#### [WHAT IS BEING ASKED]
All the data should come back exactly as it was given.
-- start INPUT DATA --
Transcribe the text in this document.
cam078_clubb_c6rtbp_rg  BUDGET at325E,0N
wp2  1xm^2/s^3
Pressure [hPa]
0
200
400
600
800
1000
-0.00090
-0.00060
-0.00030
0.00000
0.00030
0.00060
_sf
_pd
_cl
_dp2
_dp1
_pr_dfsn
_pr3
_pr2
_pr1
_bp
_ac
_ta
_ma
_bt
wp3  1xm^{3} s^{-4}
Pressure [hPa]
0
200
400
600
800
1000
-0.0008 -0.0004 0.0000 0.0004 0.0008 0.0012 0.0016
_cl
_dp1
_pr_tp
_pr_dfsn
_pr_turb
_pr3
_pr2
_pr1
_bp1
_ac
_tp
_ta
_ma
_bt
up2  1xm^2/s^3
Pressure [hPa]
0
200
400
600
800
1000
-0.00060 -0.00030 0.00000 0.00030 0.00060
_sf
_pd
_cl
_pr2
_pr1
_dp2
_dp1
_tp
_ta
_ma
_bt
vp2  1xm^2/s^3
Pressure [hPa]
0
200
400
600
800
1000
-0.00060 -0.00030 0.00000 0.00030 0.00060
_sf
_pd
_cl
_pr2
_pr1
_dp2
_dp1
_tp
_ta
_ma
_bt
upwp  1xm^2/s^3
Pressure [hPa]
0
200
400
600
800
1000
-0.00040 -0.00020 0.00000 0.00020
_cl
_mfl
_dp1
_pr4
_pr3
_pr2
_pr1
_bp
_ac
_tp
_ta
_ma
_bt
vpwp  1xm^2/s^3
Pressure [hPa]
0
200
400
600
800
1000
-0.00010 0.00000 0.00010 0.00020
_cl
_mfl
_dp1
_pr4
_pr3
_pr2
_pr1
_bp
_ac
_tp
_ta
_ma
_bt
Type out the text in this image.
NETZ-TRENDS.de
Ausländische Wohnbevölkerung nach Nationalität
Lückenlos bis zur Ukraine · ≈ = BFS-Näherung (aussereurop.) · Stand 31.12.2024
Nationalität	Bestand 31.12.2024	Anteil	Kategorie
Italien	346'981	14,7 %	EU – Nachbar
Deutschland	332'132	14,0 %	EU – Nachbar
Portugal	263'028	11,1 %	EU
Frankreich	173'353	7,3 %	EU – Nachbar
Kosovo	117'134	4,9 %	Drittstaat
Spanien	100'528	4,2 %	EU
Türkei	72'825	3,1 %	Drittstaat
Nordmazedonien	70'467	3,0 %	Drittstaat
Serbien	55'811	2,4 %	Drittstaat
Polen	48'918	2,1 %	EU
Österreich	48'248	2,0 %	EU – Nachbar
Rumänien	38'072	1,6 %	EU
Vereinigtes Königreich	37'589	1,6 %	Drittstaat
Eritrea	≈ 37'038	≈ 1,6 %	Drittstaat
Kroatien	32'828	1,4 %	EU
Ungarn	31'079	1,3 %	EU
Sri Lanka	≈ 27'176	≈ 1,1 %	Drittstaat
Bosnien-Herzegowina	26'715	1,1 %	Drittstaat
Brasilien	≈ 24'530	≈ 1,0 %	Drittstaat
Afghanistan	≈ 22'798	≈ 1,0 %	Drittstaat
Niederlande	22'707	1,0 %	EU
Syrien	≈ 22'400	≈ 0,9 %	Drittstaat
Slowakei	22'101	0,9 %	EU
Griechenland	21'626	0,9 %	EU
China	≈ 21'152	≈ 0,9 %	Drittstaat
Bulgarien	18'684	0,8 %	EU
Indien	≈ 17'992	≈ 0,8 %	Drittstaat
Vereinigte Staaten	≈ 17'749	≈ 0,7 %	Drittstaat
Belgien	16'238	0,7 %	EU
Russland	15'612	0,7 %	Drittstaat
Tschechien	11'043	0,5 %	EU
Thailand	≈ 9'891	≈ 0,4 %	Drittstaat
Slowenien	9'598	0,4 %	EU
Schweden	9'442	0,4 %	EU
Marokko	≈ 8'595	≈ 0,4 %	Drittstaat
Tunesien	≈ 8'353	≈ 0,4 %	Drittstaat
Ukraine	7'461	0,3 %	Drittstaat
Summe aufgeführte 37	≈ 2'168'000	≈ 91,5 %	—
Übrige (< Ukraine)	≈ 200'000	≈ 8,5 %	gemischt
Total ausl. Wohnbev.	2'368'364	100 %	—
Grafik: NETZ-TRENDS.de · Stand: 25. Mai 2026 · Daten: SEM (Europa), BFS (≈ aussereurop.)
-- end INPUT DATA --
#### [RESPONSE TO THE TASK]
Transcribe the text in this document.
cam078_clubb_c6rtbp_rg  BUDGET at325E,0N
wp2  1xm^2/s^3
Pressure [hPa]
0
200
400
600
800
1000
-0.00090
-0.00060
-0.00030
0.00000
0.00030
0.00060
_sf
_pd
_cl
_dp2
_dp1
_pr_dfsn
_pr3
_pr2
_pr1
_bp
_ac
_ta
_ma
_bt
wp3  1xm^{3} s^{-4}
Pressure [hPa]
0
200
400
600
800
1000
-0.0008 -0.0004 0.0000 0.0004 0.0008 0.0012 0.0016
_cl
_dp1
_pr_tp
_pr_dfsn
_pr_turb
_pr3
_pr2
_pr1
_bp1
_ac
_tp
_ta
_ma
_bt
up2  1xm^2/s^3
Pressure [hPa]
0
200
400
600
800
1000
-0.00060 -0.00030 0.00000 0.00030 0.00060
_sf
_pd
_cl
_pr2
_pr1
_dp2
_dp1
_tp
_ta
_ma
_bt
vp2  1xm^2/s^3
Pressure [hPa]
0
200
400
600
800
1000
-0.00060 -0.00030 0.00000 0.00030 0.00060
_sf
_pd
_cl
_pr2
_pr1
_dp2
_dp1
_tp
_ta
_ma
_bt
upwp  1xm^2/s^3
Pressure [hPa]
0
200
400
600
800
1000
-0.00040 -0.00020 0.00000 0.00020
_cl
_mfl
_dp1
_pr4
_pr3
_pr2
_pr1
_bp
_ac
_tp
_ta
_ma
_bt
vpwp  1xm^2/s^3
Pressure [hPa]
0
200
400
600
800
1000
-0.00010 0.00000 0.00010 0.00020
_cl
_mfl
_dp1
_pr4
_pr3
_pr2
_pr1
_bp
_ac
_tp
_ta
_ma
_bt
Type out the text in this image.
NETZ-TRENDS.de
Ausländische Wohnbevölkerung nach Nationalität
Lückenlos bis zur Ukraine · ≈ = BFS-Näherung (aussereurop.) · Stand 31.12.2024
Nationalität	Bestand 31.12.2024	Anteil	Kategorie
Italien	346'981	14,7 %	EU – Nachbar
Deutschland	332'132	14,0 %	EU – Nachbar
Portugal	263'028	11,1 %	EU
Frankreich	173'353	7,3 %	EU – Nachbar
Kosovo	117'134	4,9 %	Drittstaat
Spanien	100'528	4,2 %	EU
Türkei	72'825	3,1 %	Drittstaat
Nordmazedonien	70'467	3,0 %	Drittstaat
Serbien	55'811	2,4 %	Drittstaat
Polen	48'918	2,1 %	EU
Österreich	48'248	2,0 %	EU – Nachbar
Rumänien	38'072	1,6 %	EU
Vereinigtes Königreich	37'589	1,6 %	Drittstaat
Eritrea	≈ 37'038	≈ 1,6 %	Drittstaat
Kroatien	32'828	1,4 %	EU
Ungarn	31'079	1,3 %	EU
Sri Lanka	≈ 27'176	≈ 1,1 %	Drittstaat
Bosnien-Herzegowina	26'715	1,1 %	Drittstaat
Brasilien	≈ 24'530	≈ 1,0 %	Drittstaat
Afghanistan	≈ 22'798	≈ 1,0 %	Drittstaat
Niederlande	22'707	1,0 %	EU
Syrien	≈ 22'400	≈ 0,9 %	Drittstaat
Slowakei	22'101	0,9 %	EU
Griechenland	21'626	0,9 %	EU
China	≈ 21'152	≈ 0,9 %	Drittstaat
Bulgarien	18'684	0,8 %	EU
Indien	≈ 17'992	≈ 0,8 %	Drittstaat
Vereinigte Staaten	≈ 17'749	≈ 0,7 %	Drittstaat
Belgien	16'238	0,7 %	EU
Russland	15'612	0,7 %	Drittstaat
Tschechien	11'043	0,5 %	EU
Thailand	≈ 9'891	≈ 0,4 %	Drittstaat
Slowenien	9'598	0,4 %	EU
Schweden	9'442	0,4 %	EU
Marokko	≈ 8'595	≈ 0,4 %	Drittstaat
Tunesien	≈ 8'353	≈ 0,4 %	Drittstaat
Ukraine	7'461	0,3 %	Drittstaat
Summe aufgeführte 37	≈ 2'168'000	≈ 91,5 %	—
Übrige (< Ukraine)	≈ 200'000	≈ 8,5 %	gemischt
Total ausl. Wohnbev.	2'368'364	100 %	—
Grafik: NETZ-TRENDS.de · Stand: 25. Mai 2026 · Daten: SEM (Europa), BFS (≈ aussereurop.)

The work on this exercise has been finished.